**TASK PROMPT:**
Set out each line from the following listing that includes the word "zgjedhjeve".

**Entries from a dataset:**
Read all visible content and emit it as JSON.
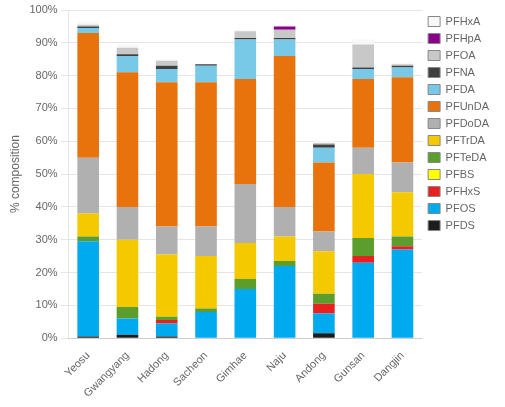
{
  "chart_data": {
    "type": "bar",
    "stacked": true,
    "categories": [
      "Yeosu",
      "Gwangyang",
      "Hadong",
      "Sacheon",
      "Gimhae",
      "Naju",
      "Andong",
      "Gunsan",
      "Dangjin"
    ],
    "series": [
      {
        "name": "PFDS",
        "color": "#1C1C1C",
        "values": [
          0.5,
          1.0,
          0.5,
          0.0,
          0.0,
          0.0,
          1.5,
          0.0,
          0.0
        ]
      },
      {
        "name": "PFOS",
        "color": "#00AAEE",
        "values": [
          29.0,
          5.0,
          4.0,
          8.0,
          15.0,
          22.0,
          6.0,
          23.0,
          27.0
        ]
      },
      {
        "name": "PFHxS",
        "color": "#E82020",
        "values": [
          0.0,
          0.0,
          1.0,
          0.0,
          0.0,
          0.0,
          3.0,
          2.0,
          1.0
        ]
      },
      {
        "name": "PFBS",
        "color": "#FFFF00",
        "values": [
          0.0,
          0.0,
          0.0,
          0.0,
          0.0,
          0.0,
          0.0,
          0.0,
          0.0
        ]
      },
      {
        "name": "PFTeDA",
        "color": "#5B9E2D",
        "values": [
          1.5,
          3.5,
          1.0,
          1.0,
          3.0,
          1.5,
          3.0,
          5.5,
          3.0
        ]
      },
      {
        "name": "PFTrDA",
        "color": "#F5C900",
        "values": [
          7.0,
          20.5,
          19.0,
          16.0,
          11.0,
          7.5,
          13.0,
          19.5,
          13.5
        ]
      },
      {
        "name": "PFDoDA",
        "color": "#B0B0B0",
        "values": [
          17.0,
          10.0,
          8.5,
          9.0,
          18.0,
          9.0,
          6.0,
          8.0,
          9.0
        ]
      },
      {
        "name": "PFUnDA",
        "color": "#E8720C",
        "values": [
          38.0,
          41.0,
          44.0,
          44.0,
          32.0,
          46.0,
          21.0,
          21.0,
          26.0
        ]
      },
      {
        "name": "PFDA",
        "color": "#78C8E8",
        "values": [
          1.5,
          5.0,
          4.0,
          5.0,
          12.0,
          5.0,
          4.5,
          3.0,
          3.0
        ]
      },
      {
        "name": "PFNA",
        "color": "#404040",
        "values": [
          0.5,
          0.5,
          1.0,
          0.5,
          0.5,
          0.5,
          1.0,
          0.5,
          0.5
        ]
      },
      {
        "name": "PFOA",
        "color": "#C8C8C8",
        "values": [
          0.5,
          2.0,
          1.5,
          0.0,
          2.0,
          2.5,
          0.5,
          7.0,
          0.5
        ]
      },
      {
        "name": "PFHpA",
        "color": "#8B008B",
        "values": [
          0.0,
          0.0,
          0.0,
          0.0,
          0.0,
          1.0,
          0.0,
          0.0,
          0.0
        ]
      },
      {
        "name": "PFHxA",
        "color": "#F8F8F8",
        "values": [
          1.0,
          1.0,
          0.5,
          0.0,
          0.5,
          0.5,
          0.5,
          1.5,
          0.5
        ]
      }
    ],
    "ylabel": "% composition",
    "ylim": [
      0,
      100
    ],
    "yticks": [
      {
        "value": 0,
        "label": "0%"
      },
      {
        "value": 10,
        "label": "10%"
      },
      {
        "value": 20,
        "label": "20%"
      },
      {
        "value": 30,
        "label": "30%"
      },
      {
        "value": 40,
        "label": "40%"
      },
      {
        "value": 50,
        "label": "50%"
      },
      {
        "value": 60,
        "label": "60%"
      },
      {
        "value": 70,
        "label": "70%"
      },
      {
        "value": 80,
        "label": "80%"
      },
      {
        "value": 90,
        "label": "90%"
      },
      {
        "value": 100,
        "label": "100%"
      }
    ],
    "grid": true,
    "legend": "right"
  }
}
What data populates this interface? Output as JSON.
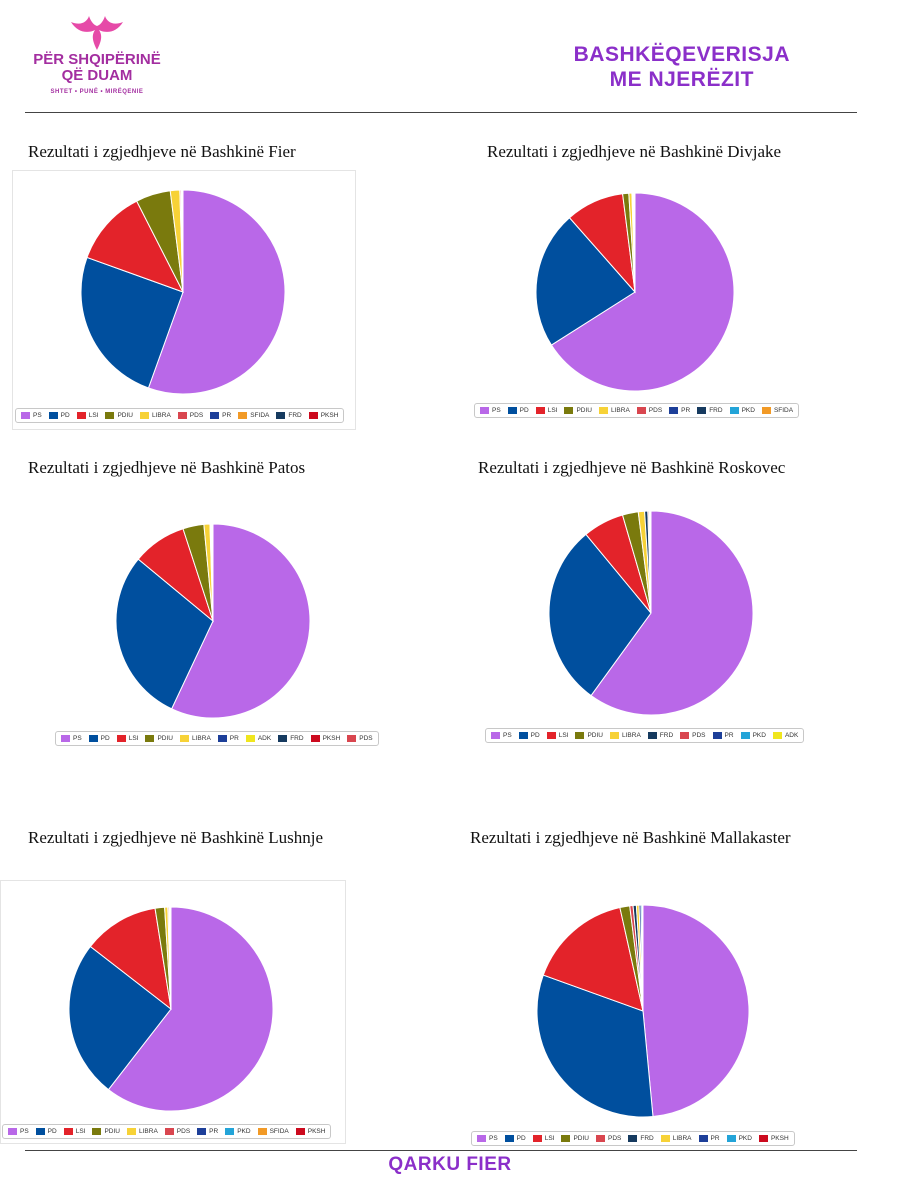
{
  "header": {
    "logo_lines": [
      "PËR SHQIPËRINË",
      "QË DUAM"
    ],
    "logo_sub": "SHTET • PUNË • MIRËQENIE",
    "title_lines": [
      "BASHKËQEVERISJA",
      "ME NJERËZIT"
    ]
  },
  "footer": {
    "text": "QARKU FIER"
  },
  "colors": {
    "PS": "#b968e8",
    "PD": "#004f9e",
    "LSI": "#e3232a",
    "PDIU": "#7a7a0d",
    "LIBRA": "#f7d237",
    "PDS": "#d9464f",
    "PR": "#1d3f99",
    "SFIDA": "#f29a26",
    "FRD": "#163a5f",
    "PKSH": "#cc0a1e",
    "PKD": "#23a4d8",
    "ADK": "#f0e61e"
  },
  "chart_data": [
    {
      "type": "pie",
      "title": "Rezultati i zgjedhjeve në Bashkinë Fier",
      "slices": [
        {
          "label": "PS",
          "value": 55.5
        },
        {
          "label": "PD",
          "value": 25.0
        },
        {
          "label": "LSI",
          "value": 12.0
        },
        {
          "label": "PDIU",
          "value": 5.5
        },
        {
          "label": "LIBRA",
          "value": 1.5
        },
        {
          "label": "PDS",
          "value": 0.2
        },
        {
          "label": "PR",
          "value": 0.1
        },
        {
          "label": "SFIDA",
          "value": 0.1
        },
        {
          "label": "FRD",
          "value": 0.05
        },
        {
          "label": "PKSH",
          "value": 0.05
        }
      ],
      "legend": [
        "PS",
        "PD",
        "LSI",
        "PDIU",
        "LIBRA",
        "PDS",
        "PR",
        "SFIDA",
        "FRD",
        "PKSH"
      ]
    },
    {
      "type": "pie",
      "title": "Rezultati i zgjedhjeve në  Bashkinë Divjake",
      "slices": [
        {
          "label": "PS",
          "value": 66.0
        },
        {
          "label": "PD",
          "value": 22.5
        },
        {
          "label": "LSI",
          "value": 9.5
        },
        {
          "label": "PDIU",
          "value": 1.0
        },
        {
          "label": "LIBRA",
          "value": 0.5
        },
        {
          "label": "PDS",
          "value": 0.1
        },
        {
          "label": "PR",
          "value": 0.1
        },
        {
          "label": "FRD",
          "value": 0.1
        },
        {
          "label": "PKD",
          "value": 0.1
        },
        {
          "label": "SFIDA",
          "value": 0.1
        }
      ],
      "legend": [
        "PS",
        "PD",
        "LSI",
        "PDIU",
        "LIBRA",
        "PDS",
        "PR",
        "FRD",
        "PKD",
        "SFIDA"
      ]
    },
    {
      "type": "pie",
      "title": "Rezultati i zgjedhjeve në  Bashkinë Patos",
      "slices": [
        {
          "label": "PS",
          "value": 57.0
        },
        {
          "label": "PD",
          "value": 29.0
        },
        {
          "label": "LSI",
          "value": 9.0
        },
        {
          "label": "PDIU",
          "value": 3.5
        },
        {
          "label": "LIBRA",
          "value": 1.0
        },
        {
          "label": "PR",
          "value": 0.1
        },
        {
          "label": "ADK",
          "value": 0.1
        },
        {
          "label": "FRD",
          "value": 0.1
        },
        {
          "label": "PKSH",
          "value": 0.1
        },
        {
          "label": "PDS",
          "value": 0.1
        }
      ],
      "legend": [
        "PS",
        "PD",
        "LSI",
        "PDIU",
        "LIBRA",
        "PR",
        "ADK",
        "FRD",
        "PKSH",
        "PDS"
      ]
    },
    {
      "type": "pie",
      "title": "Rezultati i zgjedhjeve në  Bashkinë Roskovec",
      "slices": [
        {
          "label": "PS",
          "value": 60.0
        },
        {
          "label": "PD",
          "value": 29.0
        },
        {
          "label": "LSI",
          "value": 6.5
        },
        {
          "label": "PDIU",
          "value": 2.5
        },
        {
          "label": "LIBRA",
          "value": 1.0
        },
        {
          "label": "FRD",
          "value": 0.5
        },
        {
          "label": "PDS",
          "value": 0.2
        },
        {
          "label": "PR",
          "value": 0.1
        },
        {
          "label": "PKD",
          "value": 0.1
        },
        {
          "label": "ADK",
          "value": 0.1
        }
      ],
      "legend": [
        "PS",
        "PD",
        "LSI",
        "PDIU",
        "LIBRA",
        "FRD",
        "PDS",
        "PR",
        "PKD",
        "ADK"
      ]
    },
    {
      "type": "pie",
      "title": "Rezultati i zgjedhjeve në  Bashkinë Lushnje",
      "slices": [
        {
          "label": "PS",
          "value": 60.5
        },
        {
          "label": "PD",
          "value": 25.0
        },
        {
          "label": "LSI",
          "value": 12.0
        },
        {
          "label": "PDIU",
          "value": 1.5
        },
        {
          "label": "LIBRA",
          "value": 0.5
        },
        {
          "label": "PDS",
          "value": 0.2
        },
        {
          "label": "PR",
          "value": 0.1
        },
        {
          "label": "PKD",
          "value": 0.1
        },
        {
          "label": "SFIDA",
          "value": 0.05
        },
        {
          "label": "PKSH",
          "value": 0.05
        }
      ],
      "legend": [
        "PS",
        "PD",
        "LSI",
        "PDIU",
        "LIBRA",
        "PDS",
        "PR",
        "PKD",
        "SFIDA",
        "PKSH"
      ]
    },
    {
      "type": "pie",
      "title": "Rezultati i zgjedhjeve në  Bashkinë Mallakaster",
      "slices": [
        {
          "label": "PS",
          "value": 48.5
        },
        {
          "label": "PD",
          "value": 32.0
        },
        {
          "label": "LSI",
          "value": 16.0
        },
        {
          "label": "PDIU",
          "value": 1.5
        },
        {
          "label": "PDS",
          "value": 0.5
        },
        {
          "label": "FRD",
          "value": 0.5
        },
        {
          "label": "LIBRA",
          "value": 0.4
        },
        {
          "label": "PR",
          "value": 0.3
        },
        {
          "label": "PKD",
          "value": 0.2
        },
        {
          "label": "PKSH",
          "value": 0.1
        }
      ],
      "legend": [
        "PS",
        "PD",
        "LSI",
        "PDIU",
        "PDS",
        "FRD",
        "LIBRA",
        "PR",
        "PKD",
        "PKSH"
      ]
    }
  ]
}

**FINAL RESULT:**
      "title": "Rezultati i zgjedhjeve në Bashkinë Fier",
      "title": "Rezultati i zgjedhjeve në  Bashkinë Divjake",
      "title": "Rezultati i zgjedhjeve në  Bashkinë Patos",
      "title": "Rezultati i zgjedhjeve në  Bashkinë Roskovec",
      "title": "Rezultati i zgjedhjeve në  Bashkinë Lushnje",
      "title": "Rezultati i zgjedhjeve në  Bashkinë Mallakaster",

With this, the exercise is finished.